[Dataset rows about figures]
★ ★ ★ ★ ★ ★ ★
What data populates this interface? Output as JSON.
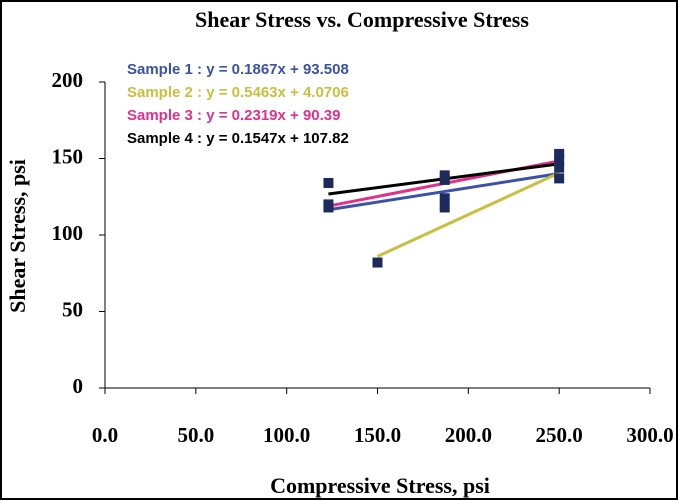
{
  "chart_data": {
    "type": "scatter",
    "title": "Shear Stress vs. Compressive Stress",
    "xlabel": "Compressive Stress, psi",
    "ylabel": "Shear Stress, psi",
    "xlim": [
      0,
      300
    ],
    "ylim": [
      0,
      200
    ],
    "xticks": [
      {
        "value": 0,
        "label": "0.0"
      },
      {
        "value": 50,
        "label": "50.0"
      },
      {
        "value": 100,
        "label": "100.0"
      },
      {
        "value": 150,
        "label": "150.0"
      },
      {
        "value": 200,
        "label": "200.0"
      },
      {
        "value": 250,
        "label": "250.0"
      },
      {
        "value": 300,
        "label": "300.0"
      }
    ],
    "yticks": [
      0,
      50,
      100,
      150,
      200
    ],
    "points": {
      "color": "#1c2a5c",
      "x": [
        123,
        123,
        123,
        150,
        187,
        187,
        187,
        187,
        250,
        250,
        250,
        250
      ],
      "values": [
        134,
        120,
        118,
        82,
        139,
        136,
        124,
        118,
        153,
        149,
        144,
        137
      ]
    },
    "series": [
      {
        "name": "Sample 1 : y = 0.1867x + 93.508",
        "color": "#3a52a8",
        "x": [
          123,
          250
        ],
        "values": [
          116.5,
          140.2
        ]
      },
      {
        "name": "Sample 2 : y = 0.5463x + 4.0706",
        "color": "#c8c040",
        "x": [
          150,
          250
        ],
        "values": [
          86,
          140.6
        ]
      },
      {
        "name": "Sample 3 : y = 0.2319x + 90.39",
        "color": "#e0308a",
        "x": [
          123,
          250
        ],
        "values": [
          118.9,
          148.4
        ]
      },
      {
        "name": "Sample 4 : y = 0.1547x + 107.82",
        "color": "#000000",
        "x": [
          123,
          250
        ],
        "values": [
          126.8,
          146.5
        ]
      }
    ]
  }
}
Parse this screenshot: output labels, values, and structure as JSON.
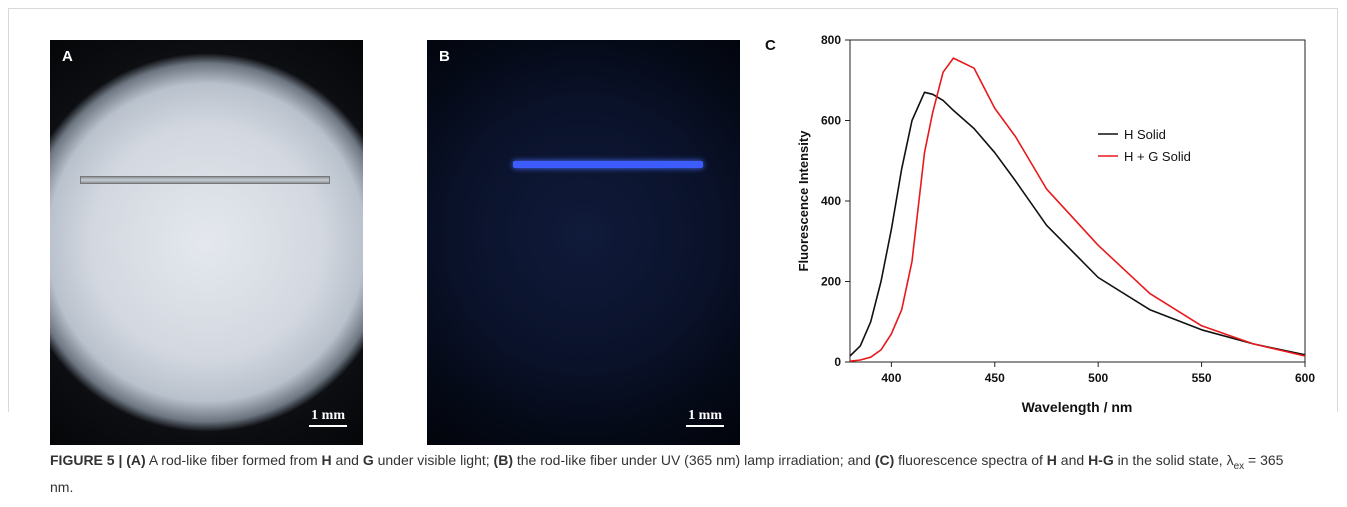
{
  "panels": [
    {
      "label": "A",
      "scale_bar": "1 mm"
    },
    {
      "label": "B",
      "scale_bar": "1 mm"
    }
  ],
  "chart_data": {
    "type": "line",
    "panel_label": "C",
    "x_label": "Wavelength / nm",
    "y_label": "Fluorescence Intensity",
    "x": [
      380,
      385,
      390,
      395,
      400,
      405,
      410,
      416,
      420,
      425,
      430,
      440,
      450,
      460,
      475,
      500,
      525,
      550,
      575,
      600
    ],
    "series": [
      {
        "name": "H Solid",
        "color": "#111111",
        "values": [
          15,
          40,
          100,
          200,
          330,
          480,
          600,
          670,
          665,
          650,
          625,
          580,
          520,
          450,
          340,
          210,
          130,
          80,
          45,
          18
        ]
      },
      {
        "name": "H + G Solid",
        "color": "#e8191c",
        "values": [
          2,
          5,
          12,
          30,
          70,
          130,
          250,
          520,
          620,
          720,
          755,
          730,
          630,
          560,
          430,
          290,
          170,
          90,
          45,
          15
        ]
      }
    ],
    "xlim": [
      380,
      600
    ],
    "xticks": [
      400,
      450,
      500,
      550,
      600
    ],
    "ylim": [
      0,
      800
    ],
    "yticks": [
      0,
      200,
      400,
      600,
      800
    ]
  },
  "caption": [
    {
      "text": "FIGURE 5 | (A)",
      "bold": true
    },
    {
      "text": " A rod-like fiber formed from ",
      "bold": false
    },
    {
      "text": "H",
      "bold": true
    },
    {
      "text": " and ",
      "bold": false
    },
    {
      "text": "G",
      "bold": true
    },
    {
      "text": " under visible light; ",
      "bold": false
    },
    {
      "text": "(B)",
      "bold": true
    },
    {
      "text": " the rod-like fiber under UV (365 nm) lamp irradiation; and ",
      "bold": false
    },
    {
      "text": "(C)",
      "bold": true
    },
    {
      "text": " fluorescence spectra of ",
      "bold": false
    },
    {
      "text": "H",
      "bold": true
    },
    {
      "text": " and ",
      "bold": false
    },
    {
      "text": "H-G",
      "bold": true
    },
    {
      "text": " in the solid state, λ",
      "bold": false
    },
    {
      "text": "ex",
      "bold": false,
      "sub": true
    },
    {
      "text": " = 365 nm.",
      "bold": false
    }
  ]
}
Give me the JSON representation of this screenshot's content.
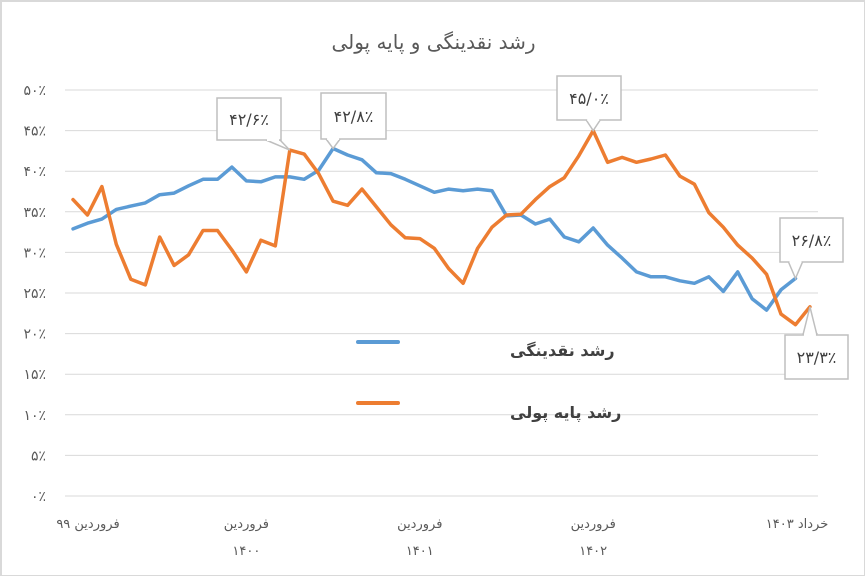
{
  "chart_data": {
    "type": "line",
    "title": "رشد نقدینگی و پایه پولی",
    "xlabel": "",
    "ylabel": "",
    "ylim": [
      0,
      50
    ],
    "y_ticks": [
      "۰٪",
      "۵٪",
      "۱۰٪",
      "۱۵٪",
      "۲۰٪",
      "۲۵٪",
      "۳۰٪",
      "۳۵٪",
      "۴۰٪",
      "۴۵٪",
      "۵۰٪"
    ],
    "y_tick_values": [
      0,
      5,
      10,
      15,
      20,
      25,
      30,
      35,
      40,
      45,
      50
    ],
    "grid": true,
    "legend_position": "inside-center",
    "x_tick_labels": [
      {
        "index": 0,
        "line1": "فروردین ۹۹",
        "line2": ""
      },
      {
        "index": 12,
        "line1": "فروردین",
        "line2": "۱۴۰۰"
      },
      {
        "index": 24,
        "line1": "فروردین",
        "line2": "۱۴۰۱"
      },
      {
        "index": 36,
        "line1": "فروردین",
        "line2": "۱۴۰۲"
      },
      {
        "index": 50,
        "line1": "خرداد ۱۴۰۳",
        "line2": ""
      }
    ],
    "series": [
      {
        "name": "رشد نقدینگی",
        "color": "#5b9bd5",
        "values": [
          32.9,
          33.6,
          34.1,
          35.3,
          35.7,
          36.1,
          37.1,
          37.3,
          38.2,
          39.0,
          39.0,
          40.5,
          38.8,
          38.7,
          39.3,
          39.3,
          39.0,
          40.1,
          42.8,
          42.0,
          41.4,
          39.8,
          39.7,
          39.0,
          38.2,
          37.4,
          37.8,
          37.6,
          37.8,
          37.6,
          34.5,
          34.6,
          33.5,
          34.1,
          31.9,
          31.3,
          33.0,
          30.9,
          29.3,
          27.6,
          27.0,
          27.0,
          26.5,
          26.2,
          27.0,
          25.2,
          27.6,
          24.3,
          22.9,
          25.4,
          26.8
        ]
      },
      {
        "name": "رشد پایه پولی",
        "color": "#ed7d31",
        "values": [
          36.5,
          34.6,
          38.1,
          31.0,
          26.7,
          26.0,
          31.9,
          28.4,
          29.7,
          32.7,
          32.7,
          30.3,
          27.6,
          31.5,
          30.8,
          42.6,
          42.1,
          39.7,
          36.3,
          35.8,
          37.8,
          35.6,
          33.4,
          31.8,
          31.7,
          30.5,
          28.0,
          26.2,
          30.5,
          33.1,
          34.6,
          34.7,
          36.5,
          38.1,
          39.2,
          41.9,
          45.0,
          41.1,
          41.7,
          41.1,
          41.5,
          42.0,
          39.4,
          38.4,
          34.9,
          33.1,
          30.9,
          29.3,
          27.3,
          22.4,
          21.1,
          23.3
        ]
      }
    ],
    "annotations": [
      {
        "series": "رشد پایه پولی",
        "index": 15,
        "label": "۴۲/۶٪"
      },
      {
        "series": "رشد نقدینگی",
        "index": 18,
        "label": "۴۲/۸٪"
      },
      {
        "series": "رشد پایه پولی",
        "index": 36,
        "label": "۴۵/۰٪"
      },
      {
        "series": "رشد نقدینگی",
        "index": 50,
        "label": "۲۶/۸٪"
      },
      {
        "series": "رشد پایه پولی",
        "index": 51,
        "label": "۲۳/۳٪"
      }
    ]
  },
  "legend": {
    "liquidity_label": "رشد نقدینگی",
    "base_money_label": "رشد پایه پولی"
  },
  "colors": {
    "liquidity": "#5b9bd5",
    "base_money": "#ed7d31",
    "grid": "#d9d9d9",
    "text": "#595959",
    "callout_border": "#bfbfbf"
  }
}
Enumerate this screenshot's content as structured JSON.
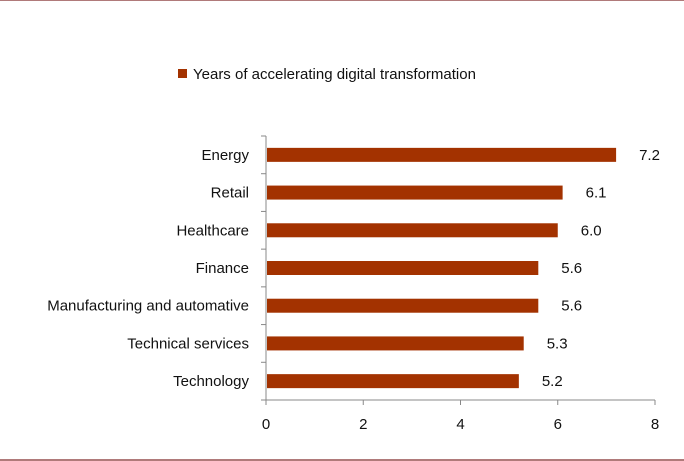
{
  "chart_data": {
    "type": "bar",
    "orientation": "horizontal",
    "categories": [
      "Energy",
      "Retail",
      "Healthcare",
      "Finance",
      "Manufacturing and automative",
      "Technical services",
      "Technology"
    ],
    "series": [
      {
        "name": "Years of accelerating digital transformation",
        "values": [
          7.2,
          6.1,
          6.0,
          5.6,
          5.6,
          5.3,
          5.2
        ],
        "labels": [
          "7.2",
          "6.1",
          "6.0",
          "5.6",
          "5.6",
          "5.3",
          "5.2"
        ],
        "color": "#a33200"
      }
    ],
    "xlim": [
      0,
      8
    ],
    "xticks": [
      0,
      2,
      4,
      6,
      8
    ],
    "legend_position": "top",
    "grid": false,
    "title": "",
    "xlabel": "",
    "ylabel": ""
  }
}
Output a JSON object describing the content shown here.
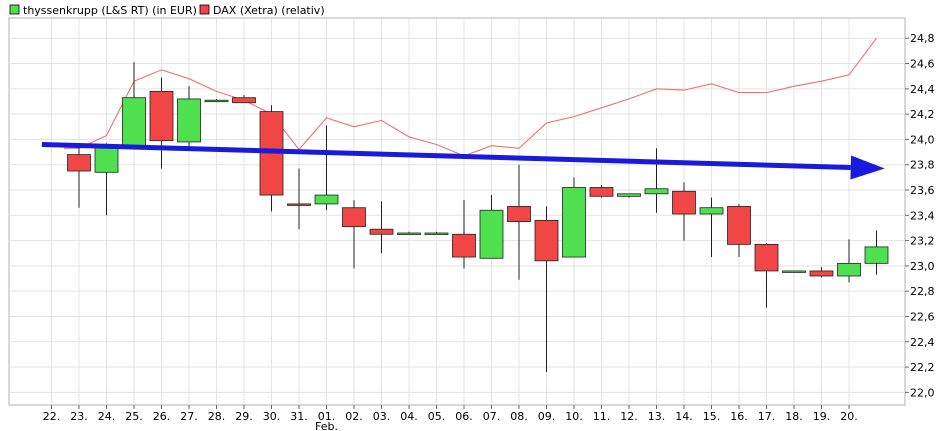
★ ★ ★ ★ ★ ★ ★
Skip the pictures and write out exactly the lines from the line containing "Enumerate this screenshot's" through the end of the listing above.

Enumerate this screenshot's content as structured JSON.
{
  "chart_data": {
    "type": "bar",
    "orientation": "horizontal",
    "categories": [
      "Energy",
      "Retail",
      "Healthcare",
      "Finance",
      "Manufacturing and automative",
      "Technical services",
      "Technology"
    ],
    "series": [
      {
        "name": "Years of accelerating digital transformation",
        "values": [
          7.2,
          6.1,
          6.0,
          5.6,
          5.6,
          5.3,
          5.2
        ],
        "labels": [
          "7.2",
          "6.1",
          "6.0",
          "5.6",
          "5.6",
          "5.3",
          "5.2"
        ],
        "color": "#a33200"
      }
    ],
    "xlim": [
      0,
      8
    ],
    "xticks": [
      0,
      2,
      4,
      6,
      8
    ],
    "legend_position": "top",
    "grid": false,
    "title": "",
    "xlabel": "",
    "ylabel": ""
  }
}
Output a JSON object describing the content shown here.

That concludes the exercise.